--- Start GIVEN RECORDS ---
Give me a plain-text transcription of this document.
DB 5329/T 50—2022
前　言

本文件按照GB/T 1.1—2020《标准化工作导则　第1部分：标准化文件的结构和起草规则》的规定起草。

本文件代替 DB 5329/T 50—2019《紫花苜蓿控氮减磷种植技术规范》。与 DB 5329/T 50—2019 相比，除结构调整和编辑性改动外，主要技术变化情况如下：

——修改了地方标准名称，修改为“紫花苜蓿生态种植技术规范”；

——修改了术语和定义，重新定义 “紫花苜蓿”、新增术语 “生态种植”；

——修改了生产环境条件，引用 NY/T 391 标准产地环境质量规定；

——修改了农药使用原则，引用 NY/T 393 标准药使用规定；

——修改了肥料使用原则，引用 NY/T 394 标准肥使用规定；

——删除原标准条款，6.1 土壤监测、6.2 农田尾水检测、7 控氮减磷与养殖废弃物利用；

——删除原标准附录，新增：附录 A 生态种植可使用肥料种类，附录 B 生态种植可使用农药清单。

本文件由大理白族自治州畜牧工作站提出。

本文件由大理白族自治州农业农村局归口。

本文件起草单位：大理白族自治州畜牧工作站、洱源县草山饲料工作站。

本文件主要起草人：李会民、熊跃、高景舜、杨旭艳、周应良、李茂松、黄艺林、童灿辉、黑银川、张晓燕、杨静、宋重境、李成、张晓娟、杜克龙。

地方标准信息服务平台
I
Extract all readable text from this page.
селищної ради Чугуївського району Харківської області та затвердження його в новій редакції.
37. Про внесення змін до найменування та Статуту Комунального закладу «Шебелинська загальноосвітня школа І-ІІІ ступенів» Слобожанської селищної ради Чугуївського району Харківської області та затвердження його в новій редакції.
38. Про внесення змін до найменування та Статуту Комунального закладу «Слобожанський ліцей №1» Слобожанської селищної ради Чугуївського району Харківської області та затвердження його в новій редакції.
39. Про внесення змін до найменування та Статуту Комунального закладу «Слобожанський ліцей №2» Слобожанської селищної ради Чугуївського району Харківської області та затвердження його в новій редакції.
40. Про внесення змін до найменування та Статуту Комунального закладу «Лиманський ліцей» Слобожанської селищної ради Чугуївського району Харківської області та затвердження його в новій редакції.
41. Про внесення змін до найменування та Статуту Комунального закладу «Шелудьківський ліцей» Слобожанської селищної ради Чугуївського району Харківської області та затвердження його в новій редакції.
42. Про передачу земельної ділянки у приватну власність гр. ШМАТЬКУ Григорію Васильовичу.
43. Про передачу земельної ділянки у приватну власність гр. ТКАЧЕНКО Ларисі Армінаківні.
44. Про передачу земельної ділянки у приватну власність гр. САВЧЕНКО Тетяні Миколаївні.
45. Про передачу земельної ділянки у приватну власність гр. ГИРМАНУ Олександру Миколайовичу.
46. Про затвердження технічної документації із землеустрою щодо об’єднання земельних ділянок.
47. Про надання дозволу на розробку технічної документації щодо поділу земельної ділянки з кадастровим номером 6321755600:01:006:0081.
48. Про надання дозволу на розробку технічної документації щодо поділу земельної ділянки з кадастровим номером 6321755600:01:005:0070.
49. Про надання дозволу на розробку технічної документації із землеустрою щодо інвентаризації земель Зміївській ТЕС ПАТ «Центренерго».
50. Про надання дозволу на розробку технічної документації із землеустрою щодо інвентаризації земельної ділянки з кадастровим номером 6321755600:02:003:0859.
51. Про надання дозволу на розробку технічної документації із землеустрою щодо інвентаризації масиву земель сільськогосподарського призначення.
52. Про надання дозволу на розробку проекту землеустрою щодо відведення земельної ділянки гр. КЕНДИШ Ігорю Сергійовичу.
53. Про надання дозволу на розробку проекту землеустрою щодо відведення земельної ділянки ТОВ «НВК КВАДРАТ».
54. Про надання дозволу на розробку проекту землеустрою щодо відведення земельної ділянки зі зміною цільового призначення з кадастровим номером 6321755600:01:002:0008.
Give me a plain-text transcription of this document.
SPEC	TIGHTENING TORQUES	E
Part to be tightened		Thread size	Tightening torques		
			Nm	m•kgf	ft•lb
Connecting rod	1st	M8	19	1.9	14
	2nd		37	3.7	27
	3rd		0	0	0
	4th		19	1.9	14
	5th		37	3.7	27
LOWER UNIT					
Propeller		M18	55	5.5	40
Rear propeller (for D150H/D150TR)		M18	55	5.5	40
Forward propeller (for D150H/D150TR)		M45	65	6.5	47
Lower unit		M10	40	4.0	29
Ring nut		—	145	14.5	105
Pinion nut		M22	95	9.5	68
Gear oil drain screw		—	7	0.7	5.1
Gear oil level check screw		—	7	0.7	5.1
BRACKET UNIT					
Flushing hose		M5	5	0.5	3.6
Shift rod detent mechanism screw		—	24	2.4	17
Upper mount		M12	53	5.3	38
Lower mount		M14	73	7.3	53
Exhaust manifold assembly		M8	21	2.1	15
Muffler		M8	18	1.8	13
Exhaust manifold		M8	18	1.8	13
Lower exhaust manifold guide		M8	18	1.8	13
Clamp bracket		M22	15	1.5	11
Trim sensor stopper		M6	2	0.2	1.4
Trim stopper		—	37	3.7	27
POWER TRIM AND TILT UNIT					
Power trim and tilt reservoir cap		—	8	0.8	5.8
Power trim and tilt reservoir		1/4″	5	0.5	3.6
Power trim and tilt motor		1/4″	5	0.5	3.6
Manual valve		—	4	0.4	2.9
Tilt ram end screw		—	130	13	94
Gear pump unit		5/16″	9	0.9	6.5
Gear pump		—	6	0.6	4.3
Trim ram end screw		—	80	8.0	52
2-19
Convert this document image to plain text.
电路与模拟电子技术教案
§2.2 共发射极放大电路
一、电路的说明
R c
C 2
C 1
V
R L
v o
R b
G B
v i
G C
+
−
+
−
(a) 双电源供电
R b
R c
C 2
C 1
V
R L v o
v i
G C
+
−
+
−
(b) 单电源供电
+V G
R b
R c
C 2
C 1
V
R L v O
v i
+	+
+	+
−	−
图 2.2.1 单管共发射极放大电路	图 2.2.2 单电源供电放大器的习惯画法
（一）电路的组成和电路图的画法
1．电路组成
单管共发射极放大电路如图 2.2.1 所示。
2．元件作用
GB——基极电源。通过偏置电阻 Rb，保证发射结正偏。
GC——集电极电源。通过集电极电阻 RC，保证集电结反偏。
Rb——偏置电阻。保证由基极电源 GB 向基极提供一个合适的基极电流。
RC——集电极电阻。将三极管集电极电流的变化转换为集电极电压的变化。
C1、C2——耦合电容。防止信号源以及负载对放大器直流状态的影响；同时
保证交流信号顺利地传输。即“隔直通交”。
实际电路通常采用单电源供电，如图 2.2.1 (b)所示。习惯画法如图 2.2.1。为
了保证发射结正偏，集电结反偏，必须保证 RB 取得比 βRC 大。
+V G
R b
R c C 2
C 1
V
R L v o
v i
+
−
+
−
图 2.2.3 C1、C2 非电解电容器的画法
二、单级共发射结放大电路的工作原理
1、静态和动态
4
--- End GIVEN RECORDS ---
### WHAT THIS TASK INVOLVES
Go through the material above line by line and copy it exactly.

### RESULT OF THE TASK
Give me a plain-text transcription of this document.
DB 5329/T 50—2022
前　言

本文件按照GB/T 1.1—2020《标准化工作导则　第1部分：标准化文件的结构和起草规则》的规定起草。

本文件代替 DB 5329/T 50—2019《紫花苜蓿控氮减磷种植技术规范》。与 DB 5329/T 50—2019 相比，除结构调整和编辑性改动外，主要技术变化情况如下：

——修改了地方标准名称，修改为“紫花苜蓿生态种植技术规范”；

——修改了术语和定义，重新定义 “紫花苜蓿”、新增术语 “生态种植”；

——修改了生产环境条件，引用 NY/T 391 标准产地环境质量规定；

——修改了农药使用原则，引用 NY/T 393 标准药使用规定；

——修改了肥料使用原则，引用 NY/T 394 标准肥使用规定；

——删除原标准条款，6.1 土壤监测、6.2 农田尾水检测、7 控氮减磷与养殖废弃物利用；

——删除原标准附录，新增：附录 A 生态种植可使用肥料种类，附录 B 生态种植可使用农药清单。

本文件由大理白族自治州畜牧工作站提出。

本文件由大理白族自治州农业农村局归口。

本文件起草单位：大理白族自治州畜牧工作站、洱源县草山饲料工作站。

本文件主要起草人：李会民、熊跃、高景舜、杨旭艳、周应良、李茂松、黄艺林、童灿辉、黑银川、张晓燕、杨静、宋重境、李成、张晓娟、杜克龙。

地方标准信息服务平台
I
Extract all readable text from this page.
селищної ради Чугуївського району Харківської області та затвердження його в новій редакції.
37. Про внесення змін до найменування та Статуту Комунального закладу «Шебелинська загальноосвітня школа І-ІІІ ступенів» Слобожанської селищної ради Чугуївського району Харківської області та затвердження його в новій редакції.
38. Про внесення змін до найменування та Статуту Комунального закладу «Слобожанський ліцей №1» Слобожанської селищної ради Чугуївського району Харківської області та затвердження його в новій редакції.
39. Про внесення змін до найменування та Статуту Комунального закладу «Слобожанський ліцей №2» Слобожанської селищної ради Чугуївського району Харківської області та затвердження його в новій редакції.
40. Про внесення змін до найменування та Статуту Комунального закладу «Лиманський ліцей» Слобожанської селищної ради Чугуївського району Харківської області та затвердження його в новій редакції.
41. Про внесення змін до найменування та Статуту Комунального закладу «Шелудьківський ліцей» Слобожанської селищної ради Чугуївського району Харківської області та затвердження його в новій редакції.
42. Про передачу земельної ділянки у приватну власність гр. ШМАТЬКУ Григорію Васильовичу.
43. Про передачу земельної ділянки у приватну власність гр. ТКАЧЕНКО Ларисі Армінаківні.
44. Про передачу земельної ділянки у приватну власність гр. САВЧЕНКО Тетяні Миколаївні.
45. Про передачу земельної ділянки у приватну власність гр. ГИРМАНУ Олександру Миколайовичу.
46. Про затвердження технічної документації із землеустрою щодо об’єднання земельних ділянок.
47. Про надання дозволу на розробку технічної документації щодо поділу земельної ділянки з кадастровим номером 6321755600:01:006:0081.
48. Про надання дозволу на розробку технічної документації щодо поділу земельної ділянки з кадастровим номером 6321755600:01:005:0070.
49. Про надання дозволу на розробку технічної документації із землеустрою щодо інвентаризації земель Зміївській ТЕС ПАТ «Центренерго».
50. Про надання дозволу на розробку технічної документації із землеустрою щодо інвентаризації земельної ділянки з кадастровим номером 6321755600:02:003:0859.
51. Про надання дозволу на розробку технічної документації із землеустрою щодо інвентаризації масиву земель сільськогосподарського призначення.
52. Про надання дозволу на розробку проекту землеустрою щодо відведення земельної ділянки гр. КЕНДИШ Ігорю Сергійовичу.
53. Про надання дозволу на розробку проекту землеустрою щодо відведення земельної ділянки ТОВ «НВК КВАДРАТ».
54. Про надання дозволу на розробку проекту землеустрою щодо відведення земельної ділянки зі зміною цільового призначення з кадастровим номером 6321755600:01:002:0008.
Give me a plain-text transcription of this document.
SPEC	TIGHTENING TORQUES	E
Part to be tightened		Thread size	Tightening torques		
			Nm	m•kgf	ft•lb
Connecting rod	1st	M8	19	1.9	14
	2nd		37	3.7	27
	3rd		0	0	0
	4th		19	1.9	14
	5th		37	3.7	27
LOWER UNIT					
Propeller		M18	55	5.5	40
Rear propeller (for D150H/D150TR)		M18	55	5.5	40
Forward propeller (for D150H/D150TR)		M45	65	6.5	47
Lower unit		M10	40	4.0	29
Ring nut		—	145	14.5	105
Pinion nut		M22	95	9.5	68
Gear oil drain screw		—	7	0.7	5.1
Gear oil level check screw		—	7	0.7	5.1
BRACKET UNIT					
Flushing hose		M5	5	0.5	3.6
Shift rod detent mechanism screw		—	24	2.4	17
Upper mount		M12	53	5.3	38
Lower mount		M14	73	7.3	53
Exhaust manifold assembly		M8	21	2.1	15
Muffler		M8	18	1.8	13
Exhaust manifold		M8	18	1.8	13
Lower exhaust manifold guide		M8	18	1.8	13
Clamp bracket		M22	15	1.5	11
Trim sensor stopper		M6	2	0.2	1.4
Trim stopper		—	37	3.7	27
POWER TRIM AND TILT UNIT					
Power trim and tilt reservoir cap		—	8	0.8	5.8
Power trim and tilt reservoir		1/4″	5	0.5	3.6
Power trim and tilt motor		1/4″	5	0.5	3.6
Manual valve		—	4	0.4	2.9
Tilt ram end screw		—	130	13	94
Gear pump unit		5/16″	9	0.9	6.5
Gear pump		—	6	0.6	4.3
Trim ram end screw		—	80	8.0	52
2-19
Convert this document image to plain text.
电路与模拟电子技术教案
§2.2 共发射极放大电路
一、电路的说明
R c
C 2
C 1
V
R L
v o
R b
G B
v i
G C
+
−
+
−
(a) 双电源供电
R b
R c
C 2
C 1
V
R L v o
v i
G C
+
−
+
−
(b) 单电源供电
+V G
R b
R c
C 2
C 1
V
R L v O
v i
+	+
+	+
−	−
图 2.2.1 单管共发射极放大电路	图 2.2.2 单电源供电放大器的习惯画法
（一）电路的组成和电路图的画法
1．电路组成
单管共发射极放大电路如图 2.2.1 所示。
2．元件作用
GB——基极电源。通过偏置电阻 Rb，保证发射结正偏。
GC——集电极电源。通过集电极电阻 RC，保证集电结反偏。
Rb——偏置电阻。保证由基极电源 GB 向基极提供一个合适的基极电流。
RC——集电极电阻。将三极管集电极电流的变化转换为集电极电压的变化。
C1、C2——耦合电容。防止信号源以及负载对放大器直流状态的影响；同时
保证交流信号顺利地传输。即“隔直通交”。
实际电路通常采用单电源供电，如图 2.2.1 (b)所示。习惯画法如图 2.2.1。为
了保证发射结正偏，集电结反偏，必须保证 RB 取得比 βRC 大。
+V G
R b
R c C 2
C 1
V
R L v o
v i
+
−
+
−
图 2.2.3 C1、C2 非电解电容器的画法
二、单级共发射结放大电路的工作原理
1、静态和动态
4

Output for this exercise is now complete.